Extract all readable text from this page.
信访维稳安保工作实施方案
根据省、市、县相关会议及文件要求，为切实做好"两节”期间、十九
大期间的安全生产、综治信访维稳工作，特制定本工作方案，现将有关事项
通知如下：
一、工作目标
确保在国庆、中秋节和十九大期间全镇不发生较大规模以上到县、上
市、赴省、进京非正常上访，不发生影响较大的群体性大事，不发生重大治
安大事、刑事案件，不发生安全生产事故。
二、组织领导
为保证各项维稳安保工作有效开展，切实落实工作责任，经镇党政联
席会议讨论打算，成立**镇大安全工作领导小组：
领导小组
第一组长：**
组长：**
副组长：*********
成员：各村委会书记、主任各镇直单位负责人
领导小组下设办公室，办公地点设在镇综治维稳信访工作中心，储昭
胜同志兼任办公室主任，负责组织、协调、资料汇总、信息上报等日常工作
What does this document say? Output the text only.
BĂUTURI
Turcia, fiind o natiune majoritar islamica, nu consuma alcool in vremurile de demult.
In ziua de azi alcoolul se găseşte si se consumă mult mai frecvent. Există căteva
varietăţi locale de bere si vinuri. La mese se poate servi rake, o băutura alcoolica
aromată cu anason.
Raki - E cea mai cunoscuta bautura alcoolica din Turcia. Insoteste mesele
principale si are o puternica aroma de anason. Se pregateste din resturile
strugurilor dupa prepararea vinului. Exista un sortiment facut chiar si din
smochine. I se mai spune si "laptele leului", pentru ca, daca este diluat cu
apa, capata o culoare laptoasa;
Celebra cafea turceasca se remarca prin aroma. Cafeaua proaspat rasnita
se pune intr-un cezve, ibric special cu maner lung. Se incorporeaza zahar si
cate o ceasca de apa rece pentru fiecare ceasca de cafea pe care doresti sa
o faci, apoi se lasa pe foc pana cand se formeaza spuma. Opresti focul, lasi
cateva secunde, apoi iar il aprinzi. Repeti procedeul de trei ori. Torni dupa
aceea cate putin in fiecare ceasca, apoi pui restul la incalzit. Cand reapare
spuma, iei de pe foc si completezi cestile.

* [WHAT TO DO] Starting at the line that contains "What does this", print every line through the end of the listing, word for word. Leave out all the rest.

* [RESULT BELOW]
What does this document say? Output the text only.
BĂUTURI
Turcia, fiind o natiune majoritar islamica, nu consuma alcool in vremurile de demult.
In ziua de azi alcoolul se găseşte si se consumă mult mai frecvent. Există căteva
varietăţi locale de bere si vinuri. La mese se poate servi rake, o băutura alcoolica
aromată cu anason.
Raki - E cea mai cunoscuta bautura alcoolica din Turcia. Insoteste mesele
principale si are o puternica aroma de anason. Se pregateste din resturile
strugurilor dupa prepararea vinului. Exista un sortiment facut chiar si din
smochine. I se mai spune si "laptele leului", pentru ca, daca este diluat cu
apa, capata o culoare laptoasa;
Celebra cafea turceasca se remarca prin aroma. Cafeaua proaspat rasnita
se pune intr-un cezve, ibric special cu maner lung. Se incorporeaza zahar si
cate o ceasca de apa rece pentru fiecare ceasca de cafea pe care doresti sa
o faci, apoi se lasa pe foc pana cand se formeaza spuma. Opresti focul, lasi
cateva secunde, apoi iar il aprinzi. Repeti procedeul de trei ori. Torni dupa
aceea cate putin in fiecare ceasca, apoi pui restul la incalzit. Cand reapare
spuma, iei de pe foc si completezi cestile.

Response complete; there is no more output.